**Written task:** Locate all lines in the data below that hold "IOFC" and show them.

[BEGIN Dataset records]

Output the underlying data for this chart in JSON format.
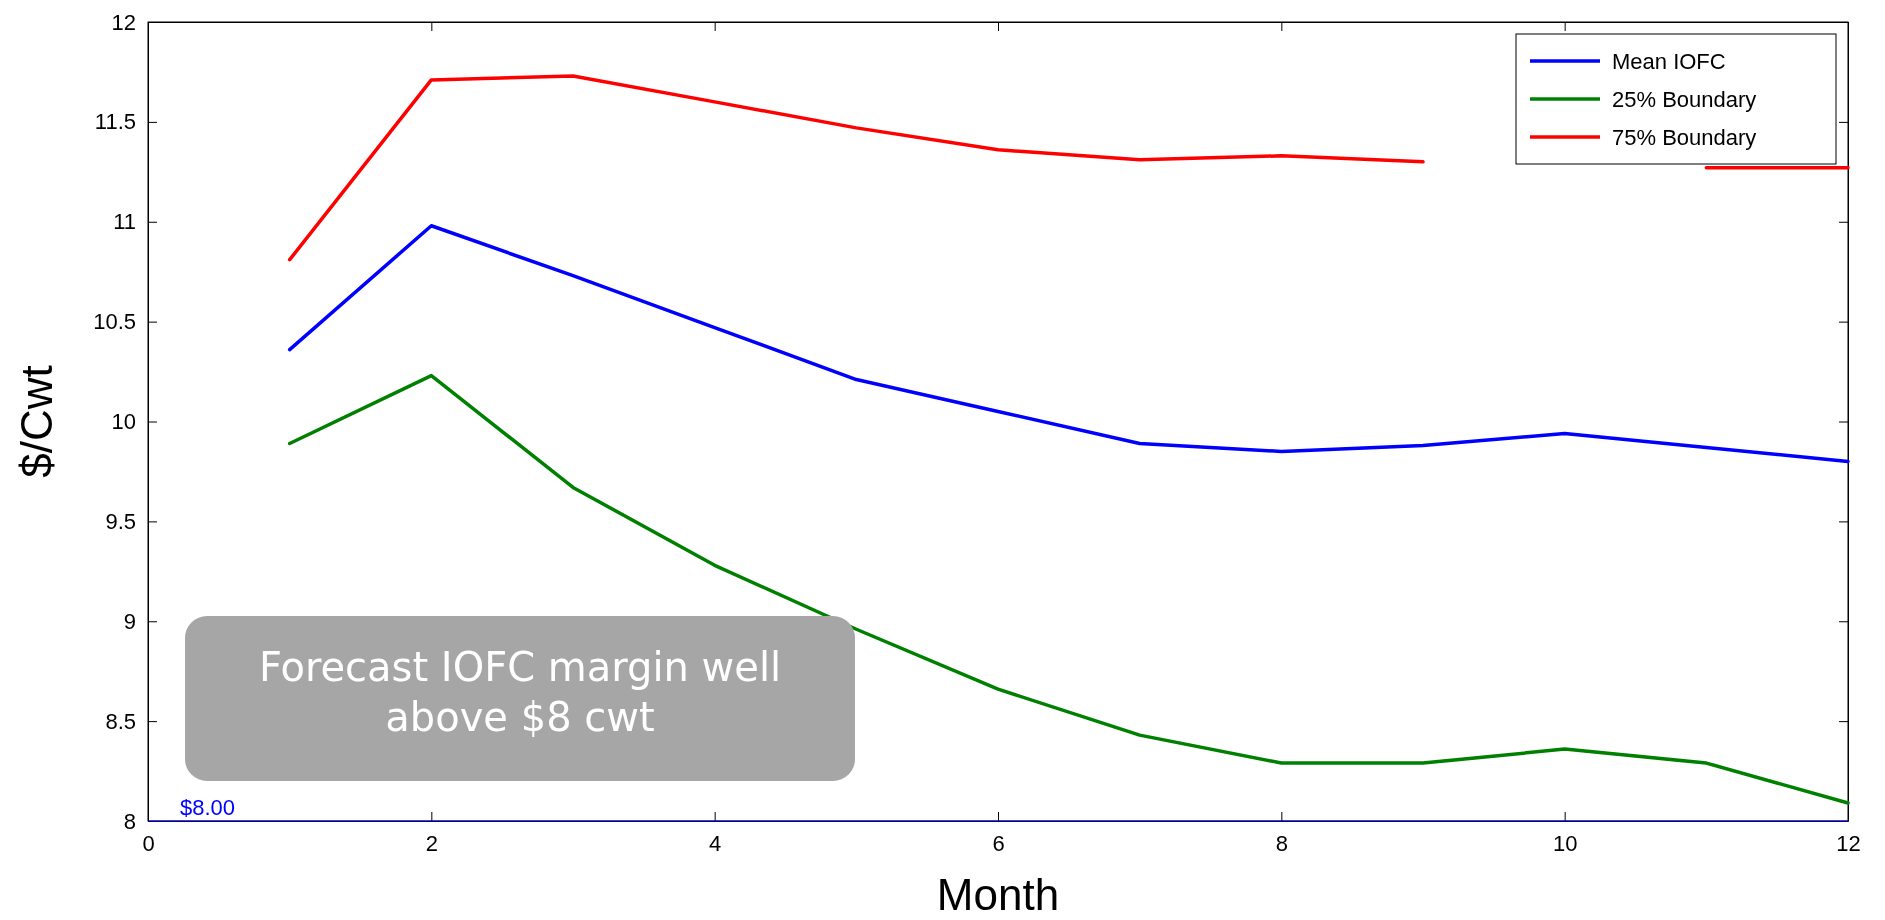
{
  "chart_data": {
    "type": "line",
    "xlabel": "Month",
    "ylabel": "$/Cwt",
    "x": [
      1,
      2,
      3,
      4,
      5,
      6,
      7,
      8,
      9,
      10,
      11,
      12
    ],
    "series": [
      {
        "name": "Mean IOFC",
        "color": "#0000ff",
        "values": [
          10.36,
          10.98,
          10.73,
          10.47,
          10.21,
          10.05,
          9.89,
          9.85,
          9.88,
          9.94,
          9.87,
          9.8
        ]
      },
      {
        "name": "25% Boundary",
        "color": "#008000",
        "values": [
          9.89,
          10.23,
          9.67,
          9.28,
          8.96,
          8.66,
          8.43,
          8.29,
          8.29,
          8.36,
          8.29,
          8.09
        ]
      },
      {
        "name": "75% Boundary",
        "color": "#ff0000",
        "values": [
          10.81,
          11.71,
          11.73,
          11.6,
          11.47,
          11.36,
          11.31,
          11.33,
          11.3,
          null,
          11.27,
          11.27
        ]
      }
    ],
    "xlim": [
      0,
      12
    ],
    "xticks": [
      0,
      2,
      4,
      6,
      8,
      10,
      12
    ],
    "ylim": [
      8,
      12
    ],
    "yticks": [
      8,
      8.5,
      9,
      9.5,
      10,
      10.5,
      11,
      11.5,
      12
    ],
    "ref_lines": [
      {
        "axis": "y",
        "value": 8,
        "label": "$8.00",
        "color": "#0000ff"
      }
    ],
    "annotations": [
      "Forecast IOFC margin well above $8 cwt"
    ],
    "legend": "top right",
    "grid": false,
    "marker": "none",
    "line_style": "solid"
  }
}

[END Dataset records]

**The answer:**
        "name": "Mean IOFC",
      "Forecast IOFC margin well above $8 cwt"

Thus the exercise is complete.